Your instructions
Please transcribe the data that follows without the pictures, keeping every word the same.

Records from a dataset
◆ ◆ ◆ ◆ ◆ ◆ ◆

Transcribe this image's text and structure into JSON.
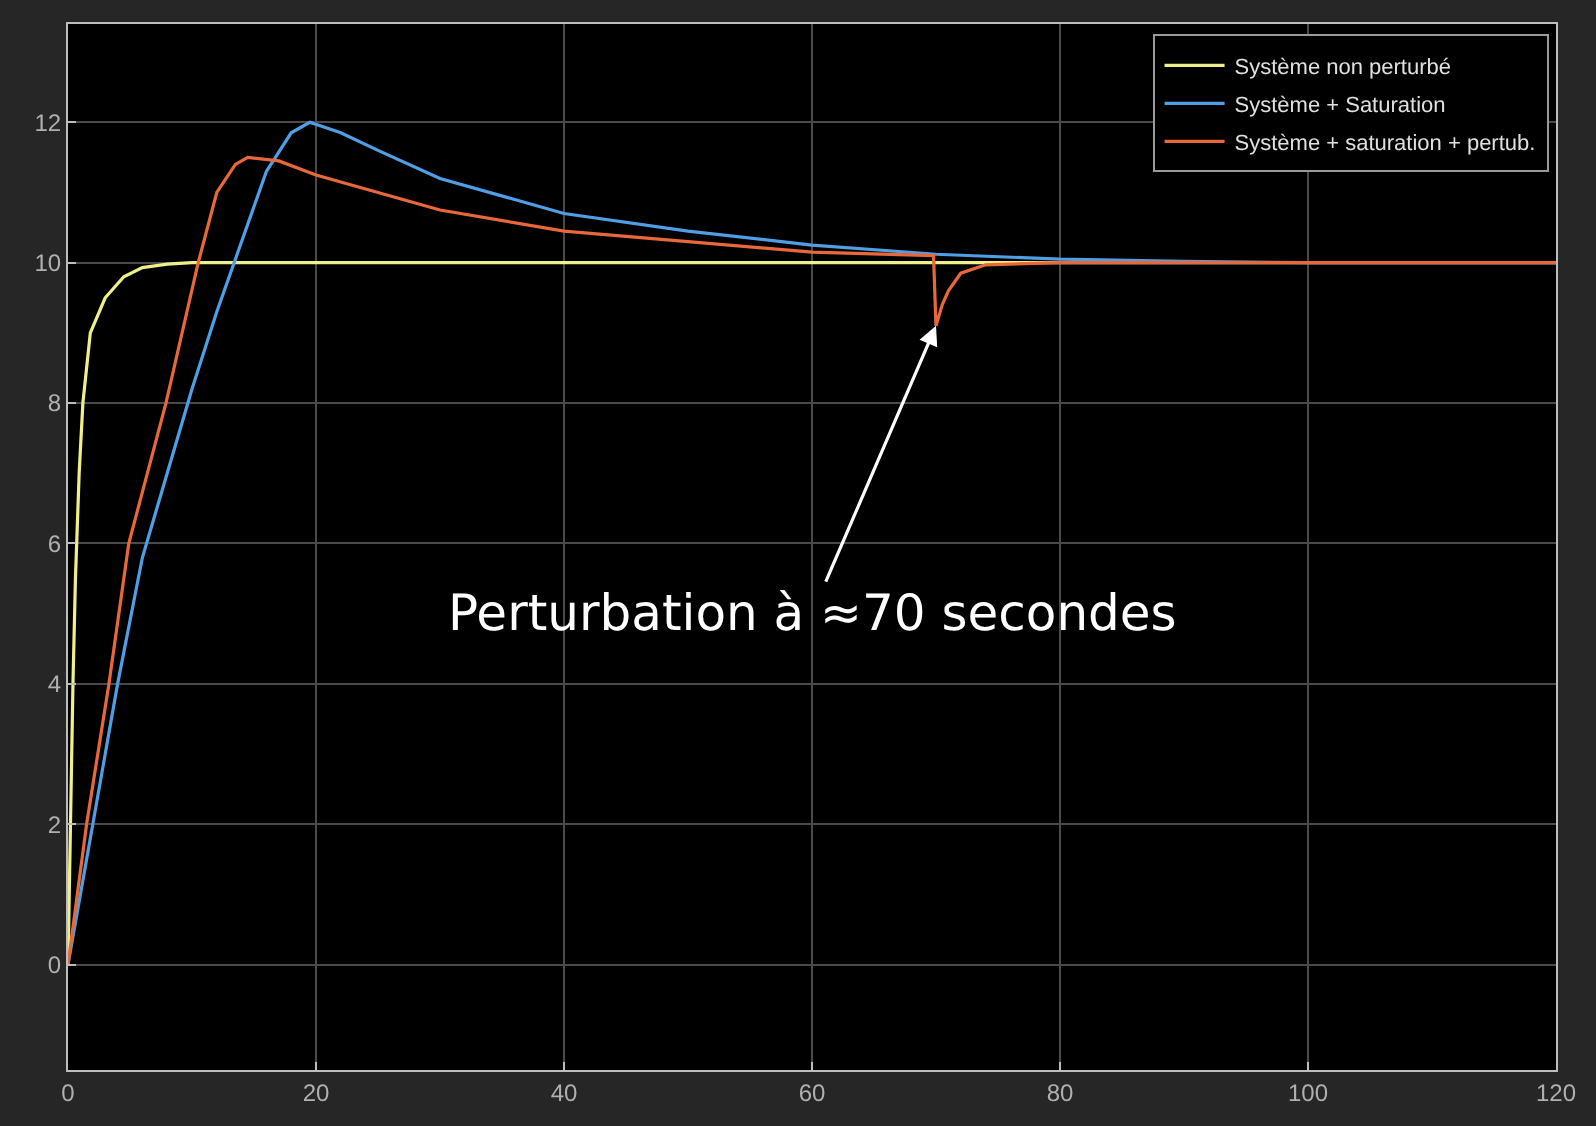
{
  "chart_data": {
    "type": "line",
    "xlim": [
      0,
      120
    ],
    "ylim": [
      -1.5,
      13.4
    ],
    "xticks": [
      0,
      20,
      40,
      60,
      80,
      100,
      120
    ],
    "yticks": [
      0,
      2,
      4,
      6,
      8,
      10,
      12
    ],
    "grid": true,
    "legend": "top right",
    "marker": "none",
    "line_style": "solid",
    "series": [
      {
        "name": "Système non perturbé",
        "color": "#f0f08a",
        "x": [
          0,
          0.2,
          0.4,
          0.6,
          0.9,
          1.2,
          1.8,
          3,
          4.5,
          6,
          8,
          10,
          120
        ],
        "values": [
          0,
          2,
          4,
          5.5,
          7,
          8,
          9,
          9.5,
          9.8,
          9.93,
          9.98,
          10,
          10
        ]
      },
      {
        "name": "Système + Saturation",
        "color": "#4f9fe6",
        "x": [
          0,
          2,
          4,
          6,
          8,
          10,
          12,
          13.4,
          16,
          18,
          19.5,
          22,
          25,
          30,
          40,
          50,
          60,
          70,
          80,
          90,
          100,
          120
        ],
        "values": [
          0,
          2,
          4,
          5.8,
          7,
          8.2,
          9.3,
          10,
          11.3,
          11.85,
          12,
          11.85,
          11.6,
          11.2,
          10.7,
          10.45,
          10.25,
          10.12,
          10.05,
          10.02,
          10,
          10
        ]
      },
      {
        "name": "Système + saturation + pertub.",
        "color": "#e8683a",
        "x": [
          0,
          1.5,
          3.3,
          4.9,
          7.9,
          10.5,
          12,
          13.5,
          14.5,
          17,
          20,
          30,
          40,
          50,
          60,
          69.8,
          70,
          70.5,
          71,
          72,
          74,
          80,
          120
        ],
        "values": [
          0,
          2,
          4,
          6,
          8,
          10,
          11,
          11.4,
          11.5,
          11.45,
          11.25,
          10.75,
          10.45,
          10.3,
          10.15,
          10.1,
          9.1,
          9.4,
          9.6,
          9.85,
          9.97,
          10,
          10
        ]
      }
    ],
    "annotations": [
      {
        "text": "Perturbation à ≈70 secondes",
        "x": 70,
        "y": 9.1
      }
    ]
  }
}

◆ ◆ ◆ ◆ ◆ ◆ ◆

Exercise output
Transcribe this image's text and structure into JSON.
{
  "chart_data": {
    "type": "line",
    "xlim": [
      0,
      120
    ],
    "ylim": [
      -1.5,
      13.4
    ],
    "xticks": [
      0,
      20,
      40,
      60,
      80,
      100,
      120
    ],
    "yticks": [
      0,
      2,
      4,
      6,
      8,
      10,
      12
    ],
    "grid": true,
    "legend": "top right",
    "marker": "none",
    "line_style": "solid",
    "series": [
      {
        "name": "Système non perturbé",
        "color": "#f0f08a",
        "x": [
          0,
          0.2,
          0.4,
          0.6,
          0.9,
          1.2,
          1.8,
          3,
          4.5,
          6,
          8,
          10,
          120
        ],
        "values": [
          0,
          2,
          4,
          5.5,
          7,
          8,
          9,
          9.5,
          9.8,
          9.93,
          9.98,
          10,
          10
        ]
      },
      {
        "name": "Système + Saturation",
        "color": "#4f9fe6",
        "x": [
          0,
          2,
          4,
          6,
          8,
          10,
          12,
          13.4,
          16,
          18,
          19.5,
          22,
          25,
          30,
          40,
          50,
          60,
          70,
          80,
          90,
          100,
          120
        ],
        "values": [
          0,
          2,
          4,
          5.8,
          7,
          8.2,
          9.3,
          10,
          11.3,
          11.85,
          12,
          11.85,
          11.6,
          11.2,
          10.7,
          10.45,
          10.25,
          10.12,
          10.05,
          10.02,
          10,
          10
        ]
      },
      {
        "name": "Système + saturation + pertub.",
        "color": "#e8683a",
        "x": [
          0,
          1.5,
          3.3,
          4.9,
          7.9,
          10.5,
          12,
          13.5,
          14.5,
          17,
          20,
          30,
          40,
          50,
          60,
          69.8,
          70,
          70.5,
          71,
          72,
          74,
          80,
          120
        ],
        "values": [
          0,
          2,
          4,
          6,
          8,
          10,
          11,
          11.4,
          11.5,
          11.45,
          11.25,
          10.75,
          10.45,
          10.3,
          10.15,
          10.1,
          9.1,
          9.4,
          9.6,
          9.85,
          9.97,
          10,
          10
        ]
      }
    ],
    "annotations": [
      {
        "text": "Perturbation à ≈70 secondes",
        "x": 70,
        "y": 9.1
      }
    ]
  }
}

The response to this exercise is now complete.